Extracted data entries:
---

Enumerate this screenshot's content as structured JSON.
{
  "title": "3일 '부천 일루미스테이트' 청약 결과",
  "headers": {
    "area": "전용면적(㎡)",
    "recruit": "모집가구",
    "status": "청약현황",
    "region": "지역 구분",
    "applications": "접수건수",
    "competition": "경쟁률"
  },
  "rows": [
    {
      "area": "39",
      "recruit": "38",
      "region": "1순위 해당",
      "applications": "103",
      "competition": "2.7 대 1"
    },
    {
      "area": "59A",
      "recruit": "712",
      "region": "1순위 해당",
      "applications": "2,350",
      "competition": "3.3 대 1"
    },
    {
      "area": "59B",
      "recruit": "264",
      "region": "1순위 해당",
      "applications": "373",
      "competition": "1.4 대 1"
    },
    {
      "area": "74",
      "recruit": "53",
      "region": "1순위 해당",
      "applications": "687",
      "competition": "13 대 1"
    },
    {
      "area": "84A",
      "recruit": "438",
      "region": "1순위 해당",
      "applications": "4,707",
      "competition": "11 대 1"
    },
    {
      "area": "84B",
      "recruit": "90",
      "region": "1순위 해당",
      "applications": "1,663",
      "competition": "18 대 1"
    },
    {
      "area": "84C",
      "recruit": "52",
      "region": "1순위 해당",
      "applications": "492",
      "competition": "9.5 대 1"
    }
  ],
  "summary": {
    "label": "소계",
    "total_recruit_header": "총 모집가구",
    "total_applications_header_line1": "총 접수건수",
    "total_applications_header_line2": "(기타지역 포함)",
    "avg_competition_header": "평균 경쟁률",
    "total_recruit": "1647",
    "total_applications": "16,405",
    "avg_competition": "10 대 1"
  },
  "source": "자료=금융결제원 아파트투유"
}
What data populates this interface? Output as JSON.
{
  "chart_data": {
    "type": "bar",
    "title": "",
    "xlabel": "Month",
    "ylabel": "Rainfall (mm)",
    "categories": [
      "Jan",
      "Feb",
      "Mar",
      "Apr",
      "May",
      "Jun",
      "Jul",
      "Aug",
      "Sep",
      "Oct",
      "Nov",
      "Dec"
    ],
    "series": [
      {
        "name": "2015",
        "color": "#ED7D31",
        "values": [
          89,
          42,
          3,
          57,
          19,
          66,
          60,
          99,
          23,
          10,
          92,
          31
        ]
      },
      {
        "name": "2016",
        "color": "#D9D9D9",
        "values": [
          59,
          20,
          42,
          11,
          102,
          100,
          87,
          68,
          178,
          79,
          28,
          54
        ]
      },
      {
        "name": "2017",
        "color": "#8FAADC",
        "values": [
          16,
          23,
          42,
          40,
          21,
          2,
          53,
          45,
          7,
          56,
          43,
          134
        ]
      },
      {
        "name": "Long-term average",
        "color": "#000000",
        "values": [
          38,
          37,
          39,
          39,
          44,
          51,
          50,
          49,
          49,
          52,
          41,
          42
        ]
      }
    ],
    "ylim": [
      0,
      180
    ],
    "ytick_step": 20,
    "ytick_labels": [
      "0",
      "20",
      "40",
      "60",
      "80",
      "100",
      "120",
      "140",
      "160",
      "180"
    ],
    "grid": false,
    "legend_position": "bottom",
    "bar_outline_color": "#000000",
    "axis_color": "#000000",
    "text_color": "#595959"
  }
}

---

▶ **TASK DESCRIPTION**: Set down every record above exactly as given.

▶ **EXERCISE RESULT**:
Enumerate this screenshot's content as structured JSON.
{
  "title": "3일 '부천 일루미스테이트' 청약 결과",
  "headers": {
    "area": "전용면적(㎡)",
    "recruit": "모집가구",
    "status": "청약현황",
    "region": "지역 구분",
    "applications": "접수건수",
    "competition": "경쟁률"
  },
  "rows": [
    {
      "area": "39",
      "recruit": "38",
      "region": "1순위 해당",
      "applications": "103",
      "competition": "2.7 대 1"
    },
    {
      "area": "59A",
      "recruit": "712",
      "region": "1순위 해당",
      "applications": "2,350",
      "competition": "3.3 대 1"
    },
    {
      "area": "59B",
      "recruit": "264",
      "region": "1순위 해당",
      "applications": "373",
      "competition": "1.4 대 1"
    },
    {
      "area": "74",
      "recruit": "53",
      "region": "1순위 해당",
      "applications": "687",
      "competition": "13 대 1"
    },
    {
      "area": "84A",
      "recruit": "438",
      "region": "1순위 해당",
      "applications": "4,707",
      "competition": "11 대 1"
    },
    {
      "area": "84B",
      "recruit": "90",
      "region": "1순위 해당",
      "applications": "1,663",
      "competition": "18 대 1"
    },
    {
      "area": "84C",
      "recruit": "52",
      "region": "1순위 해당",
      "applications": "492",
      "competition": "9.5 대 1"
    }
  ],
  "summary": {
    "label": "소계",
    "total_recruit_header": "총 모집가구",
    "total_applications_header_line1": "총 접수건수",
    "total_applications_header_line2": "(기타지역 포함)",
    "avg_competition_header": "평균 경쟁률",
    "total_recruit": "1647",
    "total_applications": "16,405",
    "avg_competition": "10 대 1"
  },
  "source": "자료=금융결제원 아파트투유"
}
What data populates this interface? Output as JSON.
{
  "chart_data": {
    "type": "bar",
    "title": "",
    "xlabel": "Month",
    "ylabel": "Rainfall (mm)",
    "categories": [
      "Jan",
      "Feb",
      "Mar",
      "Apr",
      "May",
      "Jun",
      "Jul",
      "Aug",
      "Sep",
      "Oct",
      "Nov",
      "Dec"
    ],
    "series": [
      {
        "name": "2015",
        "color": "#ED7D31",
        "values": [
          89,
          42,
          3,
          57,
          19,
          66,
          60,
          99,
          23,
          10,
          92,
          31
        ]
      },
      {
        "name": "2016",
        "color": "#D9D9D9",
        "values": [
          59,
          20,
          42,
          11,
          102,
          100,
          87,
          68,
          178,
          79,
          28,
          54
        ]
      },
      {
        "name": "2017",
        "color": "#8FAADC",
        "values": [
          16,
          23,
          42,
          40,
          21,
          2,
          53,
          45,
          7,
          56,
          43,
          134
        ]
      },
      {
        "name": "Long-term average",
        "color": "#000000",
        "values": [
          38,
          37,
          39,
          39,
          44,
          51,
          50,
          49,
          49,
          52,
          41,
          42
        ]
      }
    ],
    "ylim": [
      0,
      180
    ],
    "ytick_step": 20,
    "ytick_labels": [
      "0",
      "20",
      "40",
      "60",
      "80",
      "100",
      "120",
      "140",
      "160",
      "180"
    ],
    "grid": false,
    "legend_position": "bottom",
    "bar_outline_color": "#000000",
    "axis_color": "#000000",
    "text_color": "#595959"
  }
}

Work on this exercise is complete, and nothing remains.